> REQUIRED TASK: Check every line of the material below for the string "kicker", and return the ones that have it.

> RECORDS SUPPLIED:
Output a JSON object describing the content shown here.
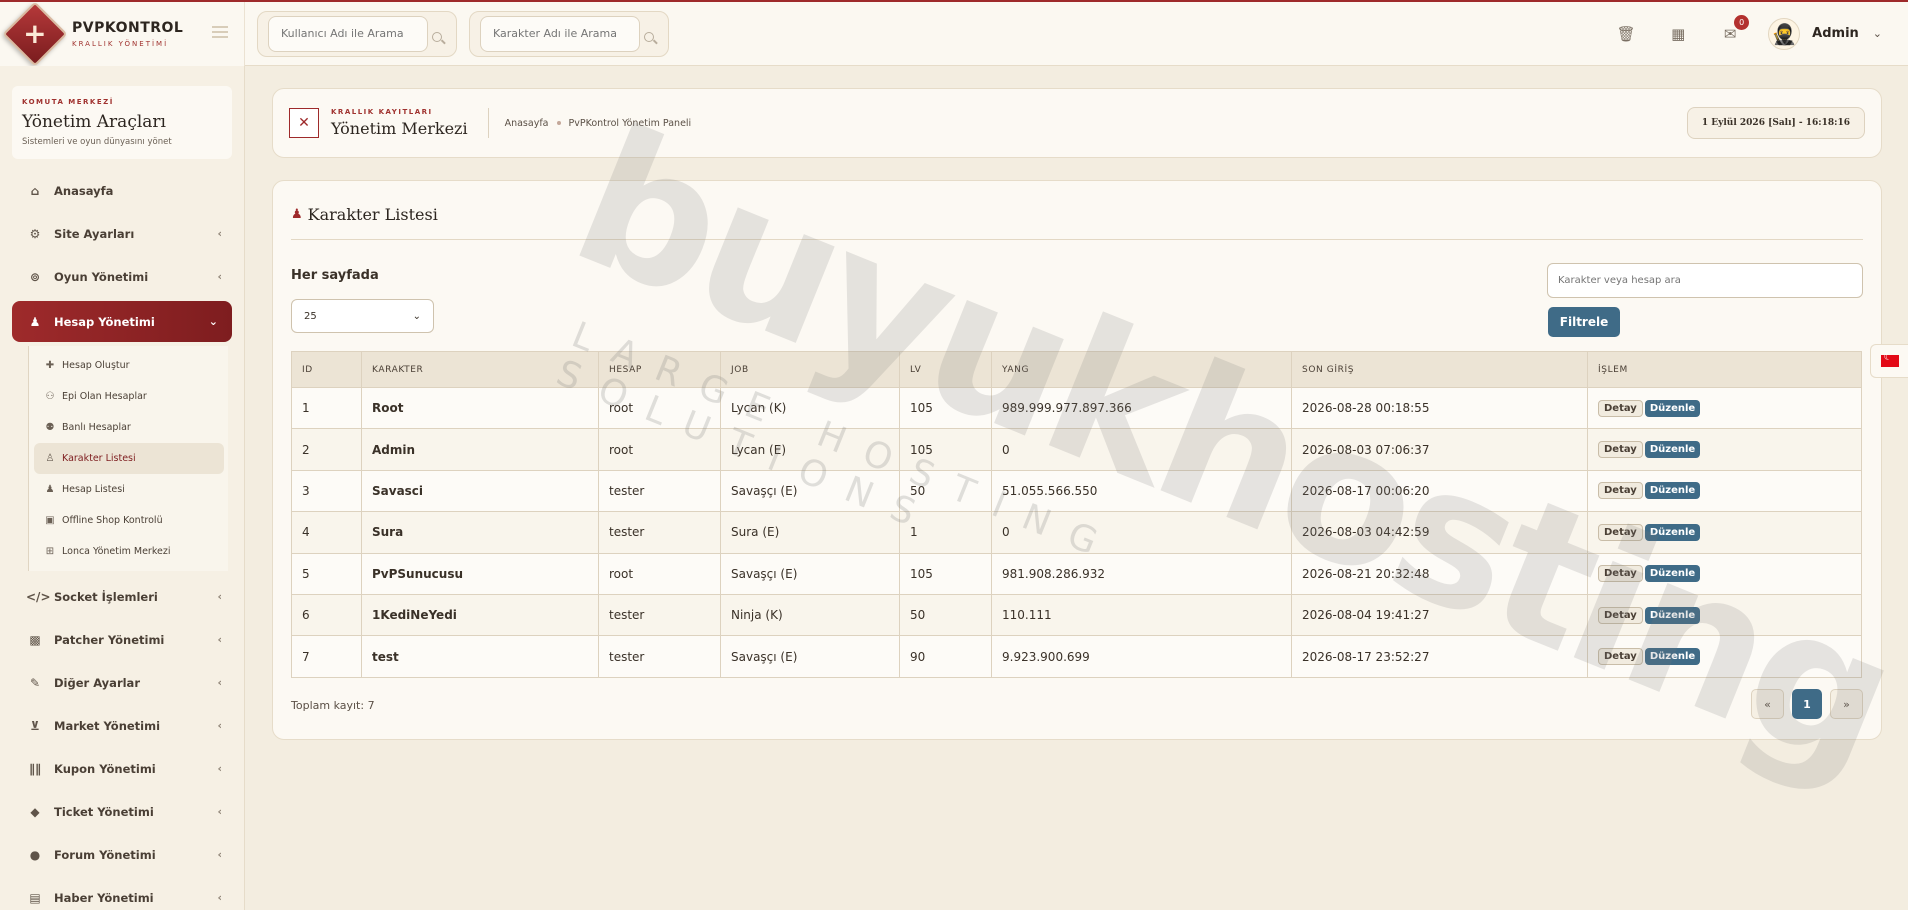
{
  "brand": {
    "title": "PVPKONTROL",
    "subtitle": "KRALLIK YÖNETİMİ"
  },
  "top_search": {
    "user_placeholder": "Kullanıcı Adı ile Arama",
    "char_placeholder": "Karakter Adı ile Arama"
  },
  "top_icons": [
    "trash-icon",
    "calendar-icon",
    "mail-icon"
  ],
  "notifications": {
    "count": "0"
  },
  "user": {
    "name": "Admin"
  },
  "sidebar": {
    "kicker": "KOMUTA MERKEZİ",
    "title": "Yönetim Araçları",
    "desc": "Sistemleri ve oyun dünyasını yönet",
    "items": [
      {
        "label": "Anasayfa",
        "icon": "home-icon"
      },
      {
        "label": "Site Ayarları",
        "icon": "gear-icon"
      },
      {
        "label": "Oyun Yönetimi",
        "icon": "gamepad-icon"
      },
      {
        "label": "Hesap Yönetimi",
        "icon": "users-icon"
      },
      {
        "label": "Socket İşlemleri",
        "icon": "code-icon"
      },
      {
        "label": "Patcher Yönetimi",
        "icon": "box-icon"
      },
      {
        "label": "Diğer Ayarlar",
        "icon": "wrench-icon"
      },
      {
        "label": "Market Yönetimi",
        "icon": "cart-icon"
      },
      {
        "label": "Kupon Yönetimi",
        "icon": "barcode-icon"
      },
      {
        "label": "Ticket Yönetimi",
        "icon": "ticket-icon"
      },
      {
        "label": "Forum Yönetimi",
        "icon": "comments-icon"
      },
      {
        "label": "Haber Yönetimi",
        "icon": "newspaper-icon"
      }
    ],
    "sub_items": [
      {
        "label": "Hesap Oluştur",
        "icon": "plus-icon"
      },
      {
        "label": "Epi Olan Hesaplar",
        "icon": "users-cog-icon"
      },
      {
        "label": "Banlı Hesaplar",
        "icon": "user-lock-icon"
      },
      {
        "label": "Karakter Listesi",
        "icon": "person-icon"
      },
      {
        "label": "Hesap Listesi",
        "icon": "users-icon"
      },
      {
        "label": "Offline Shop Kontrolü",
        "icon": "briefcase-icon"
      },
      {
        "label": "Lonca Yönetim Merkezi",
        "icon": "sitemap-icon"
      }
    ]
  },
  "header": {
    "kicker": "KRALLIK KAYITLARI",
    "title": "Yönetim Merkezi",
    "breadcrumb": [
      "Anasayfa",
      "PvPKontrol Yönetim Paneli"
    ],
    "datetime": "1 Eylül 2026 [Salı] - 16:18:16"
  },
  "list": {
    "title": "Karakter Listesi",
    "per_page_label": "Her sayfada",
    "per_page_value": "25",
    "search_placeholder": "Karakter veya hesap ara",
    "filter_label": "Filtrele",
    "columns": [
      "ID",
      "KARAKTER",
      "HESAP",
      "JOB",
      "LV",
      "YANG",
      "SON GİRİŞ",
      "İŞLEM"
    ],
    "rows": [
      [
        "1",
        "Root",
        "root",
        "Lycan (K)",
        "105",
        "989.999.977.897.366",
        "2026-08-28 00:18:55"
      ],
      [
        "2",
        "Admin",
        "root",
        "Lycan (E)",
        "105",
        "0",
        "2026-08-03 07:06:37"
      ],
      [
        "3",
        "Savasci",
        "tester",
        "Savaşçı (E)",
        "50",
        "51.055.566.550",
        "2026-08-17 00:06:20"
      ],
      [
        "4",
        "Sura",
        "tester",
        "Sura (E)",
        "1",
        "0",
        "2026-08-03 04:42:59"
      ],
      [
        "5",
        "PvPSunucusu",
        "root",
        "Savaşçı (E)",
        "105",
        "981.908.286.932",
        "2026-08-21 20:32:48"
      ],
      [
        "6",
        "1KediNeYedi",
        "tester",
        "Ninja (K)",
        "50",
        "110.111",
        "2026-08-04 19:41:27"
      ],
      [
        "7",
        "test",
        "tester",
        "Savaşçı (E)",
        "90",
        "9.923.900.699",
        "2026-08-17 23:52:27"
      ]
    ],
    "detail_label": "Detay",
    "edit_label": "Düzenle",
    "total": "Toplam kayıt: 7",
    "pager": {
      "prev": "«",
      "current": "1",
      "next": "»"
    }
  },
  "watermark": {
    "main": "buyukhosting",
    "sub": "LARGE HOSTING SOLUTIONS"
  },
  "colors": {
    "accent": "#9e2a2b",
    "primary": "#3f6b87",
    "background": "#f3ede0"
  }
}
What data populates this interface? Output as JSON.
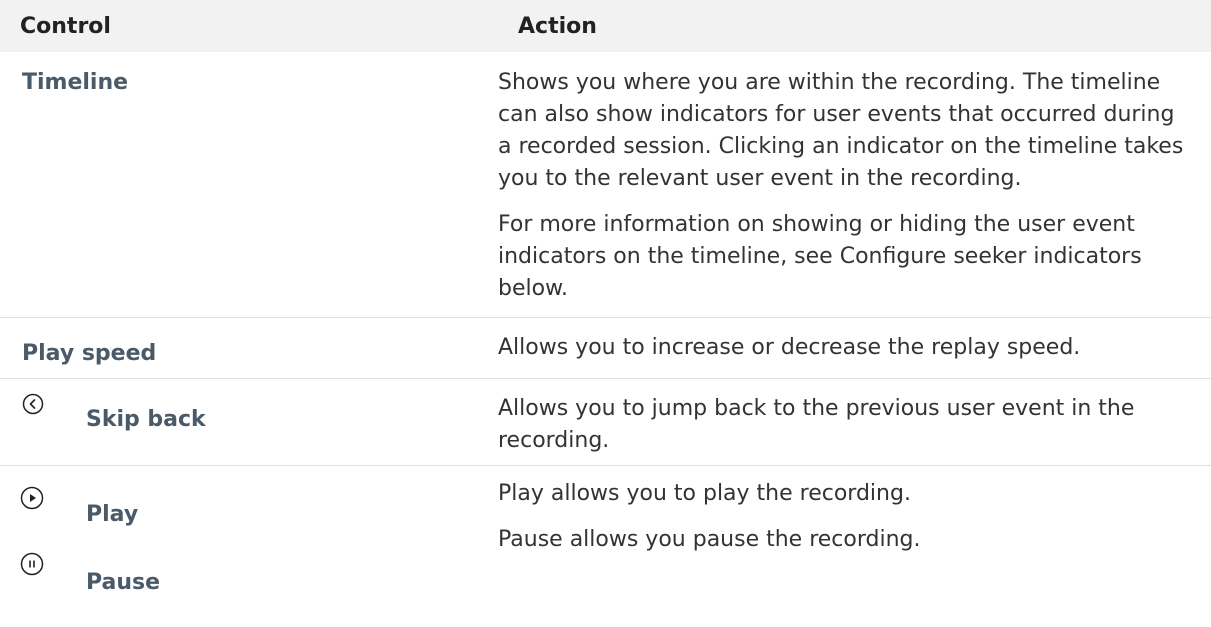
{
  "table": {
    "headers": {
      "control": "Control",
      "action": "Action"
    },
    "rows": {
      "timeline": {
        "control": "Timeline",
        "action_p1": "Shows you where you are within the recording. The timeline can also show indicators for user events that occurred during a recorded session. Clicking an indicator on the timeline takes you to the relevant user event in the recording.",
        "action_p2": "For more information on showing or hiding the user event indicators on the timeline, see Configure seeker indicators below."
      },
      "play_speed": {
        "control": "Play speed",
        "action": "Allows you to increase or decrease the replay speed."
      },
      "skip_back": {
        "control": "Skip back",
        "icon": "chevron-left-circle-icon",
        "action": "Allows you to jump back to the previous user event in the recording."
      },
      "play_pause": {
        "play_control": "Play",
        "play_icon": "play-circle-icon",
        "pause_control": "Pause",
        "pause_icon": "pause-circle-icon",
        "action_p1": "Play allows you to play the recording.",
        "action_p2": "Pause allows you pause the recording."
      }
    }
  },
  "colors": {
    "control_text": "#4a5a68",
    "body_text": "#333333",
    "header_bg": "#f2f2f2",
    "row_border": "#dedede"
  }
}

> CORRECT RESPONSE:
    "kicker": "KOMUTA MERKEZİ",
    "kicker": "KRALLIK KAYITLARI",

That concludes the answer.